GIVEN REQUEST:
Copy out exactly the lines from the line containing "Decode this image" to the end of the listing.

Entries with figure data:
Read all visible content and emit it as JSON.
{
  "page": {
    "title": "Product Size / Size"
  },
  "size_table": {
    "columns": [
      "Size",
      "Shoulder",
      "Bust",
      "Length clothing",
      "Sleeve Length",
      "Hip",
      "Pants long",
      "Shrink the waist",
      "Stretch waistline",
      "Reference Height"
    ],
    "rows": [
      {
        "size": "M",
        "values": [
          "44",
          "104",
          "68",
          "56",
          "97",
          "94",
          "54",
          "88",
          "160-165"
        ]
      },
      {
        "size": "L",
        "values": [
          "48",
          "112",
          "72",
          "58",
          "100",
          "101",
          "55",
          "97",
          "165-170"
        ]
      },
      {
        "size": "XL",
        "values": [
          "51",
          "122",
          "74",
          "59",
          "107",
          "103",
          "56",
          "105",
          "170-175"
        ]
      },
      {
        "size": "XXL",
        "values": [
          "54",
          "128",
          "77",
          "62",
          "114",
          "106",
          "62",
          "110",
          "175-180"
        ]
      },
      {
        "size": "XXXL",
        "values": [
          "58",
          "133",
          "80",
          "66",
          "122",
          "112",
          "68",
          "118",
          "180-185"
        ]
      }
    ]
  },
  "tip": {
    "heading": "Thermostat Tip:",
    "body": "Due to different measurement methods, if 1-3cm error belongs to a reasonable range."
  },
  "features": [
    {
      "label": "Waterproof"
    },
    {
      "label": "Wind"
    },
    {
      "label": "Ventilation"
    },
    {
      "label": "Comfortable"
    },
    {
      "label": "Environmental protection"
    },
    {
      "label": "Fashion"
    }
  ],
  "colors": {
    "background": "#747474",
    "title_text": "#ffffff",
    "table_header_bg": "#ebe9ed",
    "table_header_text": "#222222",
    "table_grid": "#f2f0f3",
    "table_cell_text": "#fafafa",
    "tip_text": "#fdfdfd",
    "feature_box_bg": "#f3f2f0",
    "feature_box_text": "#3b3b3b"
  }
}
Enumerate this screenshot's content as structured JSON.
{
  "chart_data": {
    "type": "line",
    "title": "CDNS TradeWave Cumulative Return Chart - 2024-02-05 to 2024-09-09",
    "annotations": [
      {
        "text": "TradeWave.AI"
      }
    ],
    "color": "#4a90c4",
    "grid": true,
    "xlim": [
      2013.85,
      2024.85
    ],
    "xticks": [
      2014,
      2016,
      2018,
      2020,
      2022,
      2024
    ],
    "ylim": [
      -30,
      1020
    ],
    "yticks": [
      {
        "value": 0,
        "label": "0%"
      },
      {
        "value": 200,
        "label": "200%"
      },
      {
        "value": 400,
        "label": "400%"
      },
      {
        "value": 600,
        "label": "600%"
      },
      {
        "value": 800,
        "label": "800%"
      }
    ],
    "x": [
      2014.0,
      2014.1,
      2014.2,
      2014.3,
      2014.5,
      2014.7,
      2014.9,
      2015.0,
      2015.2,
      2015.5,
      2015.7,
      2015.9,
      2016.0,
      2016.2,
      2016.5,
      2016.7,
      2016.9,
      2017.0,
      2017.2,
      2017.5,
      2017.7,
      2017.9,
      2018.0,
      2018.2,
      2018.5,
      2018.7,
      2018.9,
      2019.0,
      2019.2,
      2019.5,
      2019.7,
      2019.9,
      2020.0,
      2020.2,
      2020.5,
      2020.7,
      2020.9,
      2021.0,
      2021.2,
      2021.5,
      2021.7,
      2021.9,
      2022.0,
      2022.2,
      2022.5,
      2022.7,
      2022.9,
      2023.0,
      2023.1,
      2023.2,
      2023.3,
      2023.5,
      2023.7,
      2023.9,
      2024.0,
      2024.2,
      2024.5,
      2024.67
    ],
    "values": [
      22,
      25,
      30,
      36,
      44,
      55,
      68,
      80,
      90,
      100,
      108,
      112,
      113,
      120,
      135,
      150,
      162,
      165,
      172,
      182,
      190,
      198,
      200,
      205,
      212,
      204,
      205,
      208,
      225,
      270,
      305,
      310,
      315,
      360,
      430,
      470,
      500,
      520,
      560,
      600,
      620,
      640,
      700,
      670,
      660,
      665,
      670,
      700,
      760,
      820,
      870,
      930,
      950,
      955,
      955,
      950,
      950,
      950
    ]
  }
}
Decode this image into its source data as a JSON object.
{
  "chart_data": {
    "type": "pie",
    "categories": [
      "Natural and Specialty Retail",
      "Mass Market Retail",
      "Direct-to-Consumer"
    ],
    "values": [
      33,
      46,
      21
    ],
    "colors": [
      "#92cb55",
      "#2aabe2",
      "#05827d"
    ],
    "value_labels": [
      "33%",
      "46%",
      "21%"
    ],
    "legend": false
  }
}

FULL RESPONSE:
Decode this image into its source data as a JSON object.
{
  "chart_data": {
    "type": "pie",
    "categories": [
      "Natural and Specialty Retail",
      "Mass Market Retail",
      "Direct-to-Consumer"
    ],
    "values": [
      33,
      46,
      21
    ],
    "colors": [
      "#92cb55",
      "#2aabe2",
      "#05827d"
    ],
    "value_labels": [
      "33%",
      "46%",
      "21%"
    ],
    "legend": false
  }
}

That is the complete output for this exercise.